**SHORT PROBLEM**
Each record below should appear again exactly as written.

**GIVEN RECORDS**
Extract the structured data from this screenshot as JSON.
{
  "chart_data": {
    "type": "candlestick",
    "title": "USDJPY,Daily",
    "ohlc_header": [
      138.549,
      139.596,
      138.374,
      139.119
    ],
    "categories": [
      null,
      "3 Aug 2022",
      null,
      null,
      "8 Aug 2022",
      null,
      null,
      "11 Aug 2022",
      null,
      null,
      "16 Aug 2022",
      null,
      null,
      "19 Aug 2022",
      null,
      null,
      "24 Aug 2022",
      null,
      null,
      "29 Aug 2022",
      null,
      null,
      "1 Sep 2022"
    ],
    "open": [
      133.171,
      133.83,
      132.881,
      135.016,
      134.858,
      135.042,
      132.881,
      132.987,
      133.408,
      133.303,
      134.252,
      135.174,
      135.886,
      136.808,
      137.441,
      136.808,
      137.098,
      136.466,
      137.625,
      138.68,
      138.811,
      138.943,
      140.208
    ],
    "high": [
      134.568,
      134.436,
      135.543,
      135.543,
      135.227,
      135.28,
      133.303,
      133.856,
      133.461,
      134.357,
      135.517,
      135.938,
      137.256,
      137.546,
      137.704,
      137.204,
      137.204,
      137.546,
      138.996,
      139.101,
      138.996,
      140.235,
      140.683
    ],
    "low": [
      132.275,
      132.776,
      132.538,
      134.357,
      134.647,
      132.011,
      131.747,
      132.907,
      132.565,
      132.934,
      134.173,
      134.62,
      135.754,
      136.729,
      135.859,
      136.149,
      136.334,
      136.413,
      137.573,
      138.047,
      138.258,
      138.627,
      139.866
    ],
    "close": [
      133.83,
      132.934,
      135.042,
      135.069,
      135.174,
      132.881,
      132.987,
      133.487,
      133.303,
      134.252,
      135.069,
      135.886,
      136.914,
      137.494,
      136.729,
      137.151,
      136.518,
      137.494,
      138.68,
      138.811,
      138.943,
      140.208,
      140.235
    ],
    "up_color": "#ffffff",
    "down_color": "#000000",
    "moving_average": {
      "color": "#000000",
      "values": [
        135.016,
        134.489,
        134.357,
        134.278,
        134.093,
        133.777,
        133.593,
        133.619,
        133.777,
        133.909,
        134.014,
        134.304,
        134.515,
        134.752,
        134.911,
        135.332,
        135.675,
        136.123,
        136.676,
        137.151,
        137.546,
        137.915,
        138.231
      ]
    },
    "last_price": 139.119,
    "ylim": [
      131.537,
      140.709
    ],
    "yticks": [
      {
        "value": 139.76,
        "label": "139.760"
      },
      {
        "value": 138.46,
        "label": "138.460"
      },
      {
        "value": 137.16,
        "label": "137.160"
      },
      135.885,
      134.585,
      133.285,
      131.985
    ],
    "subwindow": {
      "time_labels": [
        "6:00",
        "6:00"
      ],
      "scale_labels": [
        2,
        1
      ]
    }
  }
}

**FULL RESPONSE**
Extract the structured data from this screenshot as JSON.
{
  "chart_data": {
    "type": "candlestick",
    "title": "USDJPY,Daily",
    "ohlc_header": [
      138.549,
      139.596,
      138.374,
      139.119
    ],
    "categories": [
      null,
      "3 Aug 2022",
      null,
      null,
      "8 Aug 2022",
      null,
      null,
      "11 Aug 2022",
      null,
      null,
      "16 Aug 2022",
      null,
      null,
      "19 Aug 2022",
      null,
      null,
      "24 Aug 2022",
      null,
      null,
      "29 Aug 2022",
      null,
      null,
      "1 Sep 2022"
    ],
    "open": [
      133.171,
      133.83,
      132.881,
      135.016,
      134.858,
      135.042,
      132.881,
      132.987,
      133.408,
      133.303,
      134.252,
      135.174,
      135.886,
      136.808,
      137.441,
      136.808,
      137.098,
      136.466,
      137.625,
      138.68,
      138.811,
      138.943,
      140.208
    ],
    "high": [
      134.568,
      134.436,
      135.543,
      135.543,
      135.227,
      135.28,
      133.303,
      133.856,
      133.461,
      134.357,
      135.517,
      135.938,
      137.256,
      137.546,
      137.704,
      137.204,
      137.204,
      137.546,
      138.996,
      139.101,
      138.996,
      140.235,
      140.683
    ],
    "low": [
      132.275,
      132.776,
      132.538,
      134.357,
      134.647,
      132.011,
      131.747,
      132.907,
      132.565,
      132.934,
      134.173,
      134.62,
      135.754,
      136.729,
      135.859,
      136.149,
      136.334,
      136.413,
      137.573,
      138.047,
      138.258,
      138.627,
      139.866
    ],
    "close": [
      133.83,
      132.934,
      135.042,
      135.069,
      135.174,
      132.881,
      132.987,
      133.487,
      133.303,
      134.252,
      135.069,
      135.886,
      136.914,
      137.494,
      136.729,
      137.151,
      136.518,
      137.494,
      138.68,
      138.811,
      138.943,
      140.208,
      140.235
    ],
    "up_color": "#ffffff",
    "down_color": "#000000",
    "moving_average": {
      "color": "#000000",
      "values": [
        135.016,
        134.489,
        134.357,
        134.278,
        134.093,
        133.777,
        133.593,
        133.619,
        133.777,
        133.909,
        134.014,
        134.304,
        134.515,
        134.752,
        134.911,
        135.332,
        135.675,
        136.123,
        136.676,
        137.151,
        137.546,
        137.915,
        138.231
      ]
    },
    "last_price": 139.119,
    "ylim": [
      131.537,
      140.709
    ],
    "yticks": [
      {
        "value": 139.76,
        "label": "139.760"
      },
      {
        "value": 138.46,
        "label": "138.460"
      },
      {
        "value": 137.16,
        "label": "137.160"
      },
      135.885,
      134.585,
      133.285,
      131.985
    ],
    "subwindow": {
      "time_labels": [
        "6:00",
        "6:00"
      ],
      "scale_labels": [
        2,
        1
      ]
    }
  }
}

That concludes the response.